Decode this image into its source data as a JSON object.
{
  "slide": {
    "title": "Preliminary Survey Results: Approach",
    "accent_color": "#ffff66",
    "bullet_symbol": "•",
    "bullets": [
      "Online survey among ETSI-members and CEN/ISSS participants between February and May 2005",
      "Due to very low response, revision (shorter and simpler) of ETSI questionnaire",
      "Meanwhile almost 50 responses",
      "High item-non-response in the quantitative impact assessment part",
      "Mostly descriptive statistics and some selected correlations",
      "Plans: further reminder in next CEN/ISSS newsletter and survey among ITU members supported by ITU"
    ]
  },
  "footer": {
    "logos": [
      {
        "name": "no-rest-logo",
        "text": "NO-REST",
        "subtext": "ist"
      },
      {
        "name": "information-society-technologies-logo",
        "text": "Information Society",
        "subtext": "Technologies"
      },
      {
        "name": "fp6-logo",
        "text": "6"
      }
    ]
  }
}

* * *

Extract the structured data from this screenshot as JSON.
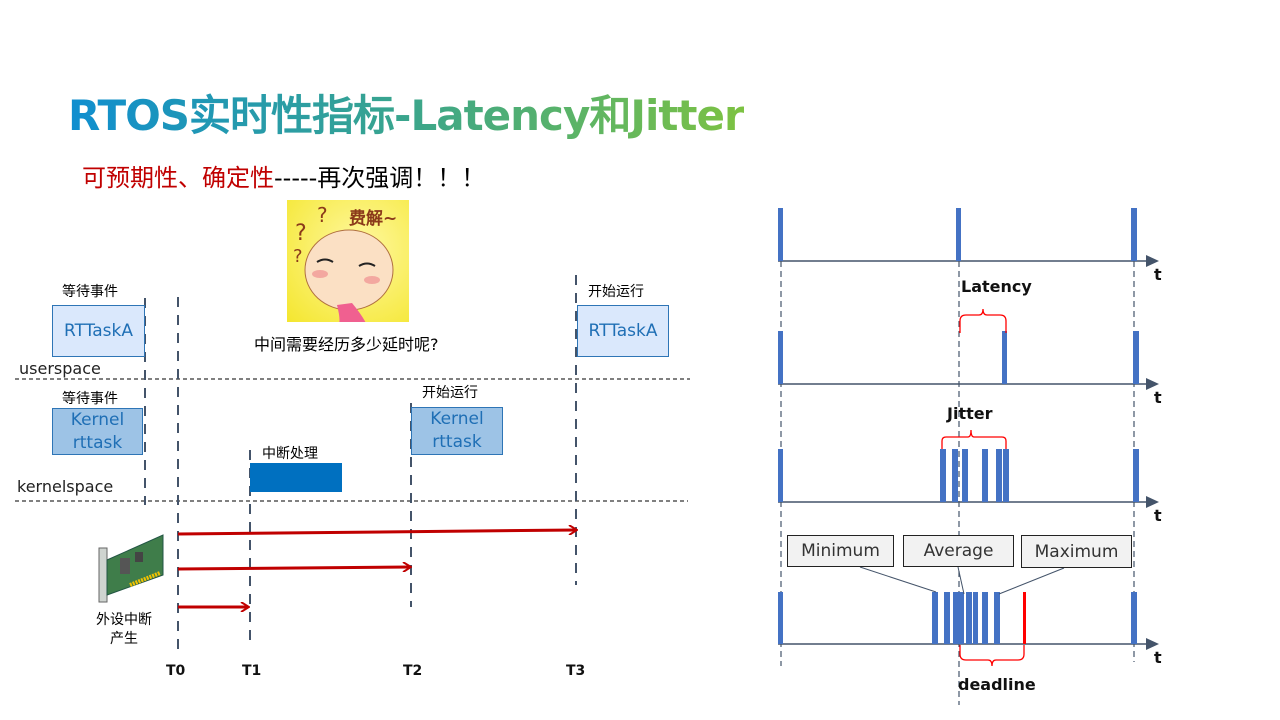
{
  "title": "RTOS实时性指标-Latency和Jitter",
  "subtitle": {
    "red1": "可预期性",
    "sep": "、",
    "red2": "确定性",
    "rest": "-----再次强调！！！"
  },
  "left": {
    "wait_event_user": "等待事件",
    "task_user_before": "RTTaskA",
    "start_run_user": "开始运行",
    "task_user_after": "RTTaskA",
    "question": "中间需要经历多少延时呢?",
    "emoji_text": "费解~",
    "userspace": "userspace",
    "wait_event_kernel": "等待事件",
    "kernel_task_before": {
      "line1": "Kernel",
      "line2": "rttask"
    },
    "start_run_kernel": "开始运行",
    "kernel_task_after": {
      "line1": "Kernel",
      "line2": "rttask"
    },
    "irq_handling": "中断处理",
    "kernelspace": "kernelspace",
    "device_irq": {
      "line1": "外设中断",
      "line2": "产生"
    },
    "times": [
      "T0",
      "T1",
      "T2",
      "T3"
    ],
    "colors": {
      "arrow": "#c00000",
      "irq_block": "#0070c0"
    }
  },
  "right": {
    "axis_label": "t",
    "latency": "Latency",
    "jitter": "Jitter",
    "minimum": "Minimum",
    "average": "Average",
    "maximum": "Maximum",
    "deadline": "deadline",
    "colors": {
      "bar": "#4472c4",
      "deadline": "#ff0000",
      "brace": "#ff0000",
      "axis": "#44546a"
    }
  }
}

**Problem details**
How many of the lines above include the string "等待事件"? Reply with the number by itself.

**The reply**
2